* **Written request**
Look through the material below for "title". Copy every line that contains it.

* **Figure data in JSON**
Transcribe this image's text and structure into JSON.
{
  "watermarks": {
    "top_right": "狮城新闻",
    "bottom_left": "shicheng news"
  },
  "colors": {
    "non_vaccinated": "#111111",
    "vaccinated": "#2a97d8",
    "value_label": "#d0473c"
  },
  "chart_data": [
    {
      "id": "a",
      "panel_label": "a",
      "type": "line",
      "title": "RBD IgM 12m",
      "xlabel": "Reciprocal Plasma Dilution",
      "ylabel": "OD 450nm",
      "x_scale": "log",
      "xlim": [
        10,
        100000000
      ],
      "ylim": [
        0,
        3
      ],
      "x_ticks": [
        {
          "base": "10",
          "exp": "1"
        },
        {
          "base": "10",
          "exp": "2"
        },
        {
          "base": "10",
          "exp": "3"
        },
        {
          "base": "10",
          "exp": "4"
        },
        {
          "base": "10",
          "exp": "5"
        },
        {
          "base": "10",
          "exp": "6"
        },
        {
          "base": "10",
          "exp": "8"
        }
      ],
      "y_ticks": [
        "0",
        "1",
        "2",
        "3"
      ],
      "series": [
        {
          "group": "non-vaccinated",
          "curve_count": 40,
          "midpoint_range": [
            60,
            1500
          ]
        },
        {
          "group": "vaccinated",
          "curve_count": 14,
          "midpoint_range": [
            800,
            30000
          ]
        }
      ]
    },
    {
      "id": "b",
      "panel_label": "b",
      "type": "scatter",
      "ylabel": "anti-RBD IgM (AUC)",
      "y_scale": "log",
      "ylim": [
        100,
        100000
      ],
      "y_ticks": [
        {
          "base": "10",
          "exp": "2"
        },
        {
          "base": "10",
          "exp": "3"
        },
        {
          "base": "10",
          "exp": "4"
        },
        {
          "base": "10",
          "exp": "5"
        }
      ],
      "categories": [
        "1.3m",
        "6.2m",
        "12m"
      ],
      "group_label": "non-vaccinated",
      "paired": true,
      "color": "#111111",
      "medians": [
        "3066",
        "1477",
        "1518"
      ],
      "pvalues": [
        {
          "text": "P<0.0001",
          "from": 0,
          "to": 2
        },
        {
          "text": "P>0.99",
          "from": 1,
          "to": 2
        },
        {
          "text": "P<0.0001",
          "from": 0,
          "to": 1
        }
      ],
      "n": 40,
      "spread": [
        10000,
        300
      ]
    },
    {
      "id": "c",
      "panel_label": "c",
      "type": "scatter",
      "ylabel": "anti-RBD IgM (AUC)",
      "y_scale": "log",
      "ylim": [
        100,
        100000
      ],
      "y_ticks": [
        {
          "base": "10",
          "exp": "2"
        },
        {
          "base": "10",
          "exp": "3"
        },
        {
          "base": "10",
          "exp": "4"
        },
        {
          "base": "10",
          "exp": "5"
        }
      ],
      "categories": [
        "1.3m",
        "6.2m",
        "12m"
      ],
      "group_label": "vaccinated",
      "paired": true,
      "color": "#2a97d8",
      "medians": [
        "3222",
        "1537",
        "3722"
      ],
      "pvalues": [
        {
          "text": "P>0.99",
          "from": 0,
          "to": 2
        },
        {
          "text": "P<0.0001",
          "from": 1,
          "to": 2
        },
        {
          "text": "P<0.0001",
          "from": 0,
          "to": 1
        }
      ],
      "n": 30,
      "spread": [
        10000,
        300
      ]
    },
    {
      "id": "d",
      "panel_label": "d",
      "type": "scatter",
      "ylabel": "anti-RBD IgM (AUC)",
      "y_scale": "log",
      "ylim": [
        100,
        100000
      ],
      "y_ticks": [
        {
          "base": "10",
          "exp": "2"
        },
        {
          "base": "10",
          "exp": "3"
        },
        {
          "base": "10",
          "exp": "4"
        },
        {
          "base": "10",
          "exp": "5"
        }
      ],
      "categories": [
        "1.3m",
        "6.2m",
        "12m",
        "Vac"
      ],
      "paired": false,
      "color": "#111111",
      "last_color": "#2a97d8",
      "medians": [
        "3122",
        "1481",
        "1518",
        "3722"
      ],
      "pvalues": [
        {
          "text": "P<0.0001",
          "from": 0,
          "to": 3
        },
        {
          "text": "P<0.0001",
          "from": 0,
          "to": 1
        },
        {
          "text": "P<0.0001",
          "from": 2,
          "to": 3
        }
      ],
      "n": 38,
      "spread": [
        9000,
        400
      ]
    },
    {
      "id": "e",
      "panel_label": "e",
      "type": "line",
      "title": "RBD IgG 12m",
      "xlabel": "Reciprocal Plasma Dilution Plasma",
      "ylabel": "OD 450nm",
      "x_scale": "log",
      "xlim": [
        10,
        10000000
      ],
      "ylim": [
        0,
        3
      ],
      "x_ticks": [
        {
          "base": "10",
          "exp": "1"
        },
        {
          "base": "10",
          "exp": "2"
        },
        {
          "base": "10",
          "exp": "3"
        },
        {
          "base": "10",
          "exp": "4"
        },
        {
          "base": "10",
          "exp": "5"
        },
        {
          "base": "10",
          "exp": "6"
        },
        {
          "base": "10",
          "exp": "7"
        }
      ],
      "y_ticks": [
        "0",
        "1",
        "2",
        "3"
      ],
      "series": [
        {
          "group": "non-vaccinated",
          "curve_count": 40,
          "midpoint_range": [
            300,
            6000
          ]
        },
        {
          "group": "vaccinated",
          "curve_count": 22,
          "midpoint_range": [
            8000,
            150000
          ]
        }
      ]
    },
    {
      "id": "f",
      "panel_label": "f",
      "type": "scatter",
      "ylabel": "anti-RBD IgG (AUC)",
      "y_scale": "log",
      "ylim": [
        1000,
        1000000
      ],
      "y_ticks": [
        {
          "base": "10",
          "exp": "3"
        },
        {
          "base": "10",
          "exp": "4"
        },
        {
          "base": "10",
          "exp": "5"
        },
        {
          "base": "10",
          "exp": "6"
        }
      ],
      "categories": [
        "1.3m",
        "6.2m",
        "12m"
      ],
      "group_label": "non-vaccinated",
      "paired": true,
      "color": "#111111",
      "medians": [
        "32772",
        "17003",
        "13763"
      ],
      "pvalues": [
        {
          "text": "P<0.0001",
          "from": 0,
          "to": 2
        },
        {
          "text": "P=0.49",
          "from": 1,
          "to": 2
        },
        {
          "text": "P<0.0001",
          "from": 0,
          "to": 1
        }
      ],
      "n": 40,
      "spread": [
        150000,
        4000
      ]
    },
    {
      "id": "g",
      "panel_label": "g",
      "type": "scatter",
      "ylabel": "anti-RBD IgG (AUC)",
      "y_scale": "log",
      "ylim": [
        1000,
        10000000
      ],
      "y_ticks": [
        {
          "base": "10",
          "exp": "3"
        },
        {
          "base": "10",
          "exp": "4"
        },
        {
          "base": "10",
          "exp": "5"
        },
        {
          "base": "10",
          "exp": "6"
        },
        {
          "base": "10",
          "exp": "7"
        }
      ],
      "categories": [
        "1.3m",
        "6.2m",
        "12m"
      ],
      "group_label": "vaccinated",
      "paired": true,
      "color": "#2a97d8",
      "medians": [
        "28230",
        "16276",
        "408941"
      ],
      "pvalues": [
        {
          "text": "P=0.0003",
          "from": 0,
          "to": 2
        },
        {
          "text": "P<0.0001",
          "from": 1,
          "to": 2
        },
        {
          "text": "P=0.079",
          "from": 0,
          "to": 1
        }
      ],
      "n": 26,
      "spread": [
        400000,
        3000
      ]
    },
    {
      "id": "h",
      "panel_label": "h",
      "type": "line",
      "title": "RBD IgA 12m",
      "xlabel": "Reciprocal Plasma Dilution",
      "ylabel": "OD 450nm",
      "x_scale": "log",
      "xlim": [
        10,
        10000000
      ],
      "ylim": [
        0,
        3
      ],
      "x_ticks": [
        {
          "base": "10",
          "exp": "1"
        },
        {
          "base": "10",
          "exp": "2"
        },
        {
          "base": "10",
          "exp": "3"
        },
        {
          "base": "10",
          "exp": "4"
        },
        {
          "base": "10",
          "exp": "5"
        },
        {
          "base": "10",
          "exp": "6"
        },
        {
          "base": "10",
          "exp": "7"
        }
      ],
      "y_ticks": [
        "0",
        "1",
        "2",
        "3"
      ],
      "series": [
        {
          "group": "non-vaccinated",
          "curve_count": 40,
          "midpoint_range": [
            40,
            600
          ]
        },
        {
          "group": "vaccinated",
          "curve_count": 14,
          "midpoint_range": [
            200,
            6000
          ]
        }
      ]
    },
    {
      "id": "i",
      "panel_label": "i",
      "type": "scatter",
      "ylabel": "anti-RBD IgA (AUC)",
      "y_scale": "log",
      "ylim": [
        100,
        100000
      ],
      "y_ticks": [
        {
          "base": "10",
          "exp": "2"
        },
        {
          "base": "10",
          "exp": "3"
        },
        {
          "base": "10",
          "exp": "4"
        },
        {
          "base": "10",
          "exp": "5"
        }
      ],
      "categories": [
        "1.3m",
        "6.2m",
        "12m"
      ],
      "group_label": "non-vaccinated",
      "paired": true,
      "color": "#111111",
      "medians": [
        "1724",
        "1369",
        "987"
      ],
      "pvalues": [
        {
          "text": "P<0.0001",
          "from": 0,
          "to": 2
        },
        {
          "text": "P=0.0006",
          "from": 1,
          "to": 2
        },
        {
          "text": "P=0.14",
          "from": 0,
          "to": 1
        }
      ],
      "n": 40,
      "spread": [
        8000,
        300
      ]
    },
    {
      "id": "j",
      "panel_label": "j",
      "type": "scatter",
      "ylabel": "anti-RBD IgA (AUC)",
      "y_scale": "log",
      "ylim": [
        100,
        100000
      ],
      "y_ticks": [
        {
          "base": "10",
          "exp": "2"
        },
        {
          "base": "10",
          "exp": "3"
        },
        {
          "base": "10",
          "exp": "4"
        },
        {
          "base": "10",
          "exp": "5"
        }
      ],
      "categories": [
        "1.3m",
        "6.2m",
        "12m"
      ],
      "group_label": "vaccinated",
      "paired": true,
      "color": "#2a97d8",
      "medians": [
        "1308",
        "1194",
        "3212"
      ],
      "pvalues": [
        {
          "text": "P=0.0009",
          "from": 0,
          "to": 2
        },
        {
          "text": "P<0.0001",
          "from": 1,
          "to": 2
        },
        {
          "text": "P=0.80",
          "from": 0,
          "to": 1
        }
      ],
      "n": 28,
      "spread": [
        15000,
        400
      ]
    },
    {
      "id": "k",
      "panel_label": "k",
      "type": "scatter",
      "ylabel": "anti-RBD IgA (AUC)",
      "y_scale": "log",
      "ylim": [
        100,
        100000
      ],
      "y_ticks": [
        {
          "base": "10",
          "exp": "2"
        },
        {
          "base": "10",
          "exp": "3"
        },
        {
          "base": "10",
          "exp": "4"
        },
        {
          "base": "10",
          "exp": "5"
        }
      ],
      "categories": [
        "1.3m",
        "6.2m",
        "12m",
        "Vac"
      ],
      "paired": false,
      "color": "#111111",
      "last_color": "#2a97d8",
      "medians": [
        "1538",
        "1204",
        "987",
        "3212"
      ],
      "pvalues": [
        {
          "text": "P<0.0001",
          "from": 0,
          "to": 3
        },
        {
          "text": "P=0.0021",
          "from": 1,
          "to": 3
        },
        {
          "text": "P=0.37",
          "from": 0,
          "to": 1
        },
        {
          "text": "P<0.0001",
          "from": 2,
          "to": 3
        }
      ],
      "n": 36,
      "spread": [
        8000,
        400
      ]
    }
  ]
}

* **Response to the task**
      "title": "RBD IgM 12m",
      "title": "RBD IgG 12m",
      "title": "RBD IgA 12m",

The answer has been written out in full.